● What to work on: Restate the listing below word for word, omitting any images.

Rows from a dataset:

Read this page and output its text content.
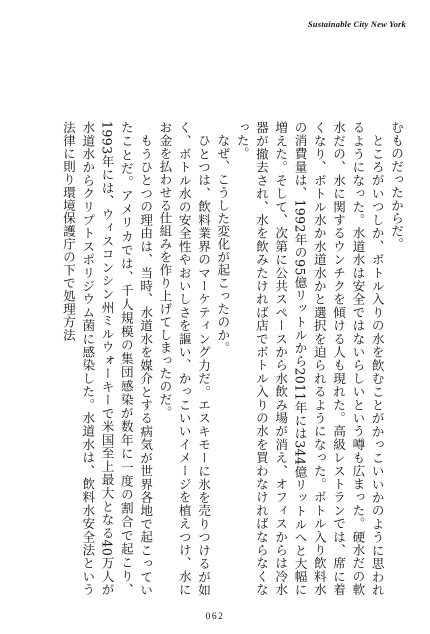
Sustainable City New York

むものだったからだ。

ところがいつしか、ボトル入りの水を飲むことがかっこいいかのように思われるようになった。水道水は安全ではないらしいという噂も広まった。硬水だの軟水だの、水に関するウンチクを傾ける人も現れた。高級レストランでは、席に着くなり、ボトル水か水道水かと選択を迫られるようになった。ボトル入り飲料水の消費量は、1992年の95億リットルから2011年には344億リットルへと大幅に増えた。そして、次第に公共スペースから水飲み場が消え、オフィスからは冷水器が撤去され、水を飲みたければ店でボトル入りの水を買わなければならなくなった。

なぜ、こうした変化が起こったのか。

ひとつは、飲料業界のマーケティング力だ。エスキモーに氷を売りつけるが如く、ボトル水の安全性やおいしさを謳い、かっこいいイメージを植えつけ、水にお金を払わせる仕組みを作り上げてしまったのだ。

もうひとつの理由は、当時、水道水を媒介とする病気が世界各地で起こっていたことだ。アメリカでは、千人規模の集団感染が数年に一度の割合で起こり、1993年には、ウィスコンシン州ミルウォーキーで米国至上最大となる40万人が水道水からクリプトスポリジウム菌に感染した。水道水は、飲料水安全法という法律に則り環境保護庁の下で処理方法

062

● Answer below:
Read this page and output its text content.
Sustainable City New York

むものだったからだ。

ところがいつしか、ボトル入りの水を飲むことがかっこいいかのように思われるようになった。水道水は安全ではないらしいという噂も広まった。硬水だの軟水だの、水に関するウンチクを傾ける人も現れた。高級レストランでは、席に着くなり、ボトル水か水道水かと選択を迫られるようになった。ボトル入り飲料水の消費量は、1992年の95億リットルから2011年には344億リットルへと大幅に増えた。そして、次第に公共スペースから水飲み場が消え、オフィスからは冷水器が撤去され、水を飲みたければ店でボトル入りの水を買わなければならなくなった。

なぜ、こうした変化が起こったのか。

ひとつは、飲料業界のマーケティング力だ。エスキモーに氷を売りつけるが如く、ボトル水の安全性やおいしさを謳い、かっこいいイメージを植えつけ、水にお金を払わせる仕組みを作り上げてしまったのだ。

もうひとつの理由は、当時、水道水を媒介とする病気が世界各地で起こっていたことだ。アメリカでは、千人規模の集団感染が数年に一度の割合で起こり、1993年には、ウィスコンシン州ミルウォーキーで米国至上最大となる40万人が水道水からクリプトスポリジウム菌に感染した。水道水は、飲料水安全法という法律に則り環境保護庁の下で処理方法

062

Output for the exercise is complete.